> [Written problem] Starting at the line that holds "Convert this chart to structured JSON data.", restate every line word for word up to and including the last one in the listing below, and omit all pictures.

[Start Raw data]

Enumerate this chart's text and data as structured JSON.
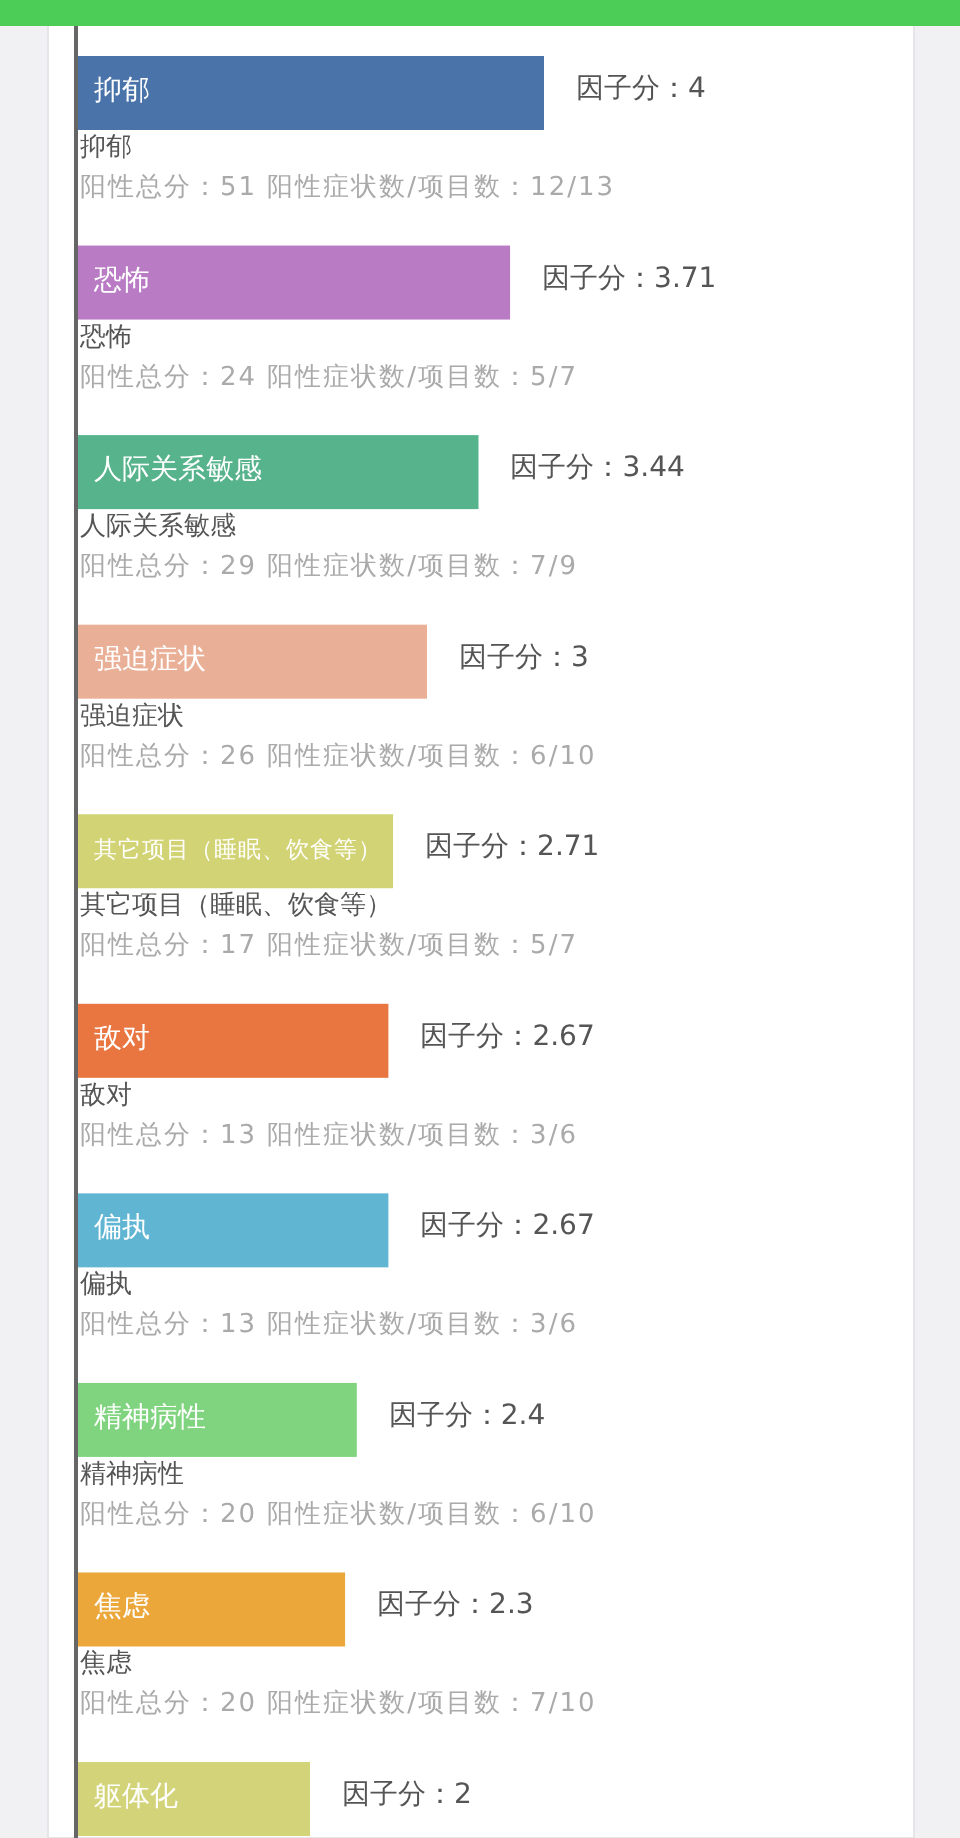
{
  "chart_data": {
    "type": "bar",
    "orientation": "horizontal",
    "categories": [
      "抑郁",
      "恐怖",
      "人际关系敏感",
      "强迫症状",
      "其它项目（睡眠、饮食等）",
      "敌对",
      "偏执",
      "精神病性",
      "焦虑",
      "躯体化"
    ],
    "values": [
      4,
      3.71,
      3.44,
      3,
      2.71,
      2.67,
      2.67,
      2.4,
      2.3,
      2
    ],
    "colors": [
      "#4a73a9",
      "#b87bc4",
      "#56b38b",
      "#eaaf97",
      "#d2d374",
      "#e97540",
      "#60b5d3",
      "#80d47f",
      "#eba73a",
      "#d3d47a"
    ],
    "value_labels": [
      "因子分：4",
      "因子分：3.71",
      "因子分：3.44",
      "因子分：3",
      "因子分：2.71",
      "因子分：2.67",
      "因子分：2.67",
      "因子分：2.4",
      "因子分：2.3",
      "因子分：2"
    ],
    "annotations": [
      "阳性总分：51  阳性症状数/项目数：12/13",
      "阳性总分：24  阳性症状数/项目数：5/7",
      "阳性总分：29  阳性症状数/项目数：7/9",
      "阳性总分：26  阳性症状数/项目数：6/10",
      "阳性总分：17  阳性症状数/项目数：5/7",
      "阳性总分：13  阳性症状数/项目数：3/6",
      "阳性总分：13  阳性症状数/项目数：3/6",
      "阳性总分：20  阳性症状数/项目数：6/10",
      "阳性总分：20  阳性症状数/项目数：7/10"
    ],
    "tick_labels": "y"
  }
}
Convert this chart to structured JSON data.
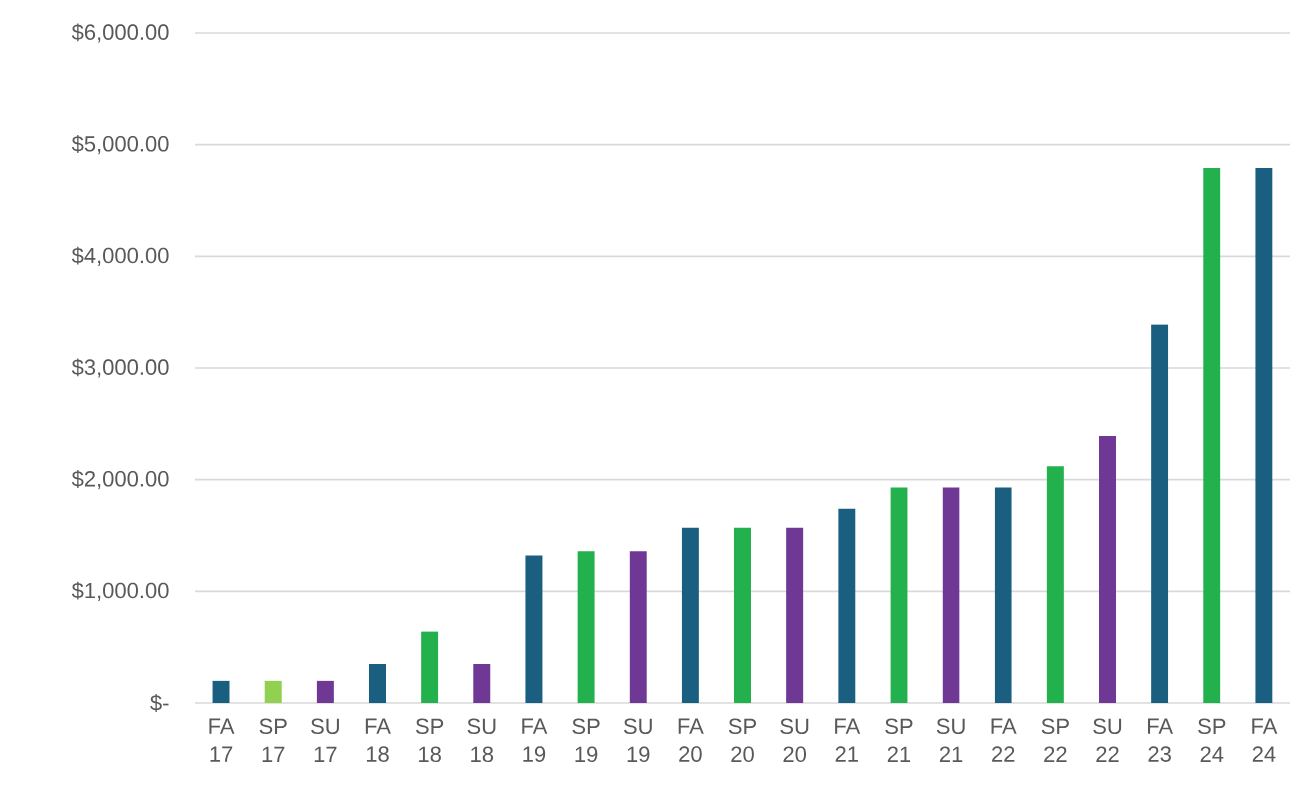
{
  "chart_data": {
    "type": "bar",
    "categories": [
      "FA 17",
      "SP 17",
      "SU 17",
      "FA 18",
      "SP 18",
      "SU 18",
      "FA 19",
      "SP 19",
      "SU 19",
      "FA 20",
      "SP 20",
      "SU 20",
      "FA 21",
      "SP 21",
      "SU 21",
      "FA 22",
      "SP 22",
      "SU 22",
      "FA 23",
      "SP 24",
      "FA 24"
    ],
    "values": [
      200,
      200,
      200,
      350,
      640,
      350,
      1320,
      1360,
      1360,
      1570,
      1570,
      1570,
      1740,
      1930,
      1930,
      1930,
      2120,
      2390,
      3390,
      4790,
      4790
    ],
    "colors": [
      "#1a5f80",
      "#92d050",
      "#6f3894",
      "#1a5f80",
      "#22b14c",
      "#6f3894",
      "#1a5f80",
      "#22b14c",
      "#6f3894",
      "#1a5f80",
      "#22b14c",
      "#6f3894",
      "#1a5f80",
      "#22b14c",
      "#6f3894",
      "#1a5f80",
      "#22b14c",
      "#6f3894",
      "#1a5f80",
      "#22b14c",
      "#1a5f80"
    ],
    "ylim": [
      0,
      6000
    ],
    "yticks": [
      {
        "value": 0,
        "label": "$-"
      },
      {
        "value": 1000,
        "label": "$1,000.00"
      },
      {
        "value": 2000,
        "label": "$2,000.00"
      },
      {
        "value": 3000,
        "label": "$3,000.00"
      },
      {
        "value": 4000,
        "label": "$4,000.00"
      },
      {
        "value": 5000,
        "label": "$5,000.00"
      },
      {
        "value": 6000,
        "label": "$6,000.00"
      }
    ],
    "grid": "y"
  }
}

[End Raw data]

> [Exercise output]
Convert this chart to structured JSON data.
{
  "chart_data": {
    "type": "bar",
    "categories": [
      "FA 17",
      "SP 17",
      "SU 17",
      "FA 18",
      "SP 18",
      "SU 18",
      "FA 19",
      "SP 19",
      "SU 19",
      "FA 20",
      "SP 20",
      "SU 20",
      "FA 21",
      "SP 21",
      "SU 21",
      "FA 22",
      "SP 22",
      "SU 22",
      "FA 23",
      "SP 24",
      "FA 24"
    ],
    "values": [
      200,
      200,
      200,
      350,
      640,
      350,
      1320,
      1360,
      1360,
      1570,
      1570,
      1570,
      1740,
      1930,
      1930,
      1930,
      2120,
      2390,
      3390,
      4790,
      4790
    ],
    "colors": [
      "#1a5f80",
      "#92d050",
      "#6f3894",
      "#1a5f80",
      "#22b14c",
      "#6f3894",
      "#1a5f80",
      "#22b14c",
      "#6f3894",
      "#1a5f80",
      "#22b14c",
      "#6f3894",
      "#1a5f80",
      "#22b14c",
      "#6f3894",
      "#1a5f80",
      "#22b14c",
      "#6f3894",
      "#1a5f80",
      "#22b14c",
      "#1a5f80"
    ],
    "ylim": [
      0,
      6000
    ],
    "yticks": [
      {
        "value": 0,
        "label": "$-"
      },
      {
        "value": 1000,
        "label": "$1,000.00"
      },
      {
        "value": 2000,
        "label": "$2,000.00"
      },
      {
        "value": 3000,
        "label": "$3,000.00"
      },
      {
        "value": 4000,
        "label": "$4,000.00"
      },
      {
        "value": 5000,
        "label": "$5,000.00"
      },
      {
        "value": 6000,
        "label": "$6,000.00"
      }
    ],
    "grid": "y"
  }
}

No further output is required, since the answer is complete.